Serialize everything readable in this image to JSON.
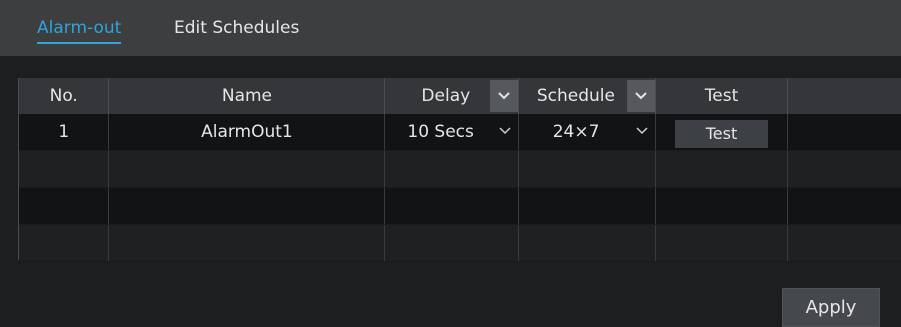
{
  "tabs": [
    {
      "label": "Alarm-out",
      "active": true
    },
    {
      "label": "Edit Schedules",
      "active": false
    }
  ],
  "table": {
    "columns": {
      "no": "No.",
      "name": "Name",
      "delay": "Delay",
      "schedule": "Schedule",
      "test": "Test",
      "extra": ""
    },
    "rows": [
      {
        "no": "1",
        "name": "AlarmOut1",
        "delay": "10 Secs",
        "schedule": "24×7",
        "test_label": "Test"
      },
      {
        "no": "",
        "name": "",
        "delay": "",
        "schedule": "",
        "test_label": ""
      },
      {
        "no": "",
        "name": "",
        "delay": "",
        "schedule": "",
        "test_label": ""
      },
      {
        "no": "",
        "name": "",
        "delay": "",
        "schedule": "",
        "test_label": ""
      }
    ]
  },
  "footer": {
    "apply_label": "Apply"
  },
  "icons": {
    "dropdown": "chevron-down-icon"
  },
  "colors": {
    "accent": "#2fa4d6",
    "background": "#1d1e20",
    "tabbar": "#3c3e40"
  }
}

What the exercise asks:
Quote in full the listing given above; the images are to be left out.

Finished exercise:
Serialize everything readable in this image to JSON.
{
  "tabs": [
    {
      "label": "Alarm-out",
      "active": true
    },
    {
      "label": "Edit Schedules",
      "active": false
    }
  ],
  "table": {
    "columns": {
      "no": "No.",
      "name": "Name",
      "delay": "Delay",
      "schedule": "Schedule",
      "test": "Test",
      "extra": ""
    },
    "rows": [
      {
        "no": "1",
        "name": "AlarmOut1",
        "delay": "10 Secs",
        "schedule": "24×7",
        "test_label": "Test"
      },
      {
        "no": "",
        "name": "",
        "delay": "",
        "schedule": "",
        "test_label": ""
      },
      {
        "no": "",
        "name": "",
        "delay": "",
        "schedule": "",
        "test_label": ""
      },
      {
        "no": "",
        "name": "",
        "delay": "",
        "schedule": "",
        "test_label": ""
      }
    ]
  },
  "footer": {
    "apply_label": "Apply"
  },
  "icons": {
    "dropdown": "chevron-down-icon"
  },
  "colors": {
    "accent": "#2fa4d6",
    "background": "#1d1e20",
    "tabbar": "#3c3e40"
  }
}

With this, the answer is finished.